# OBJECTIVE
Skip the pictures and quote all of the lines exactly.

# RECORDS SUPPLIED
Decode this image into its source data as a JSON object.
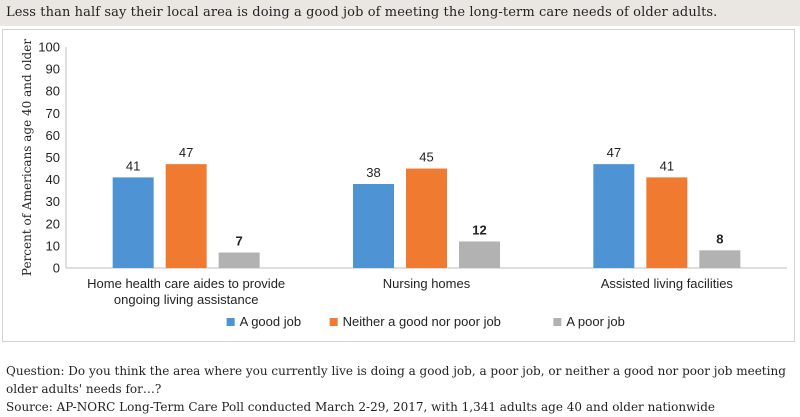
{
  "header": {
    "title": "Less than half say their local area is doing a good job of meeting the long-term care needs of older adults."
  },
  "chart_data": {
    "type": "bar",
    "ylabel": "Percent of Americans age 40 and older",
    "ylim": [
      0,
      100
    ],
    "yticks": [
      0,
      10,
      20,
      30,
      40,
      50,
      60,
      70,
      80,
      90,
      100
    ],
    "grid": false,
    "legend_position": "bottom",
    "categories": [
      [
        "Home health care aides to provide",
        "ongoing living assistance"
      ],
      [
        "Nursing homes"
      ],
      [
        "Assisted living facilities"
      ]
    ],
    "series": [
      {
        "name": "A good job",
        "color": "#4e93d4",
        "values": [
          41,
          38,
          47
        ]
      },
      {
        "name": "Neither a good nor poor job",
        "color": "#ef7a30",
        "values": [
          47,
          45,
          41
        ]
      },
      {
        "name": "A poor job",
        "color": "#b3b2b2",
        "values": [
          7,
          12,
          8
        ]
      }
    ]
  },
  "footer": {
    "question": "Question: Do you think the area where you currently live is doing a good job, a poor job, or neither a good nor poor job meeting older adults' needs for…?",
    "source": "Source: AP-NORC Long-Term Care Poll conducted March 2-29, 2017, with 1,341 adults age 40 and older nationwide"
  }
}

# TASK SOLUTION
Decode this image into its source data as a JSON object.
{
  "header": {
    "title": "Less than half say their local area is doing a good job of meeting the long-term care needs of older adults."
  },
  "chart_data": {
    "type": "bar",
    "ylabel": "Percent of Americans age 40 and older",
    "ylim": [
      0,
      100
    ],
    "yticks": [
      0,
      10,
      20,
      30,
      40,
      50,
      60,
      70,
      80,
      90,
      100
    ],
    "grid": false,
    "legend_position": "bottom",
    "categories": [
      [
        "Home health care aides to provide",
        "ongoing living assistance"
      ],
      [
        "Nursing homes"
      ],
      [
        "Assisted living facilities"
      ]
    ],
    "series": [
      {
        "name": "A good job",
        "color": "#4e93d4",
        "values": [
          41,
          38,
          47
        ]
      },
      {
        "name": "Neither a good nor poor job",
        "color": "#ef7a30",
        "values": [
          47,
          45,
          41
        ]
      },
      {
        "name": "A poor job",
        "color": "#b3b2b2",
        "values": [
          7,
          12,
          8
        ]
      }
    ]
  },
  "footer": {
    "question": "Question: Do you think the area where you currently live is doing a good job, a poor job, or neither a good nor poor job meeting older adults' needs for…?",
    "source": "Source: AP-NORC Long-Term Care Poll conducted March 2-29, 2017, with 1,341 adults age 40 and older nationwide"
  }
}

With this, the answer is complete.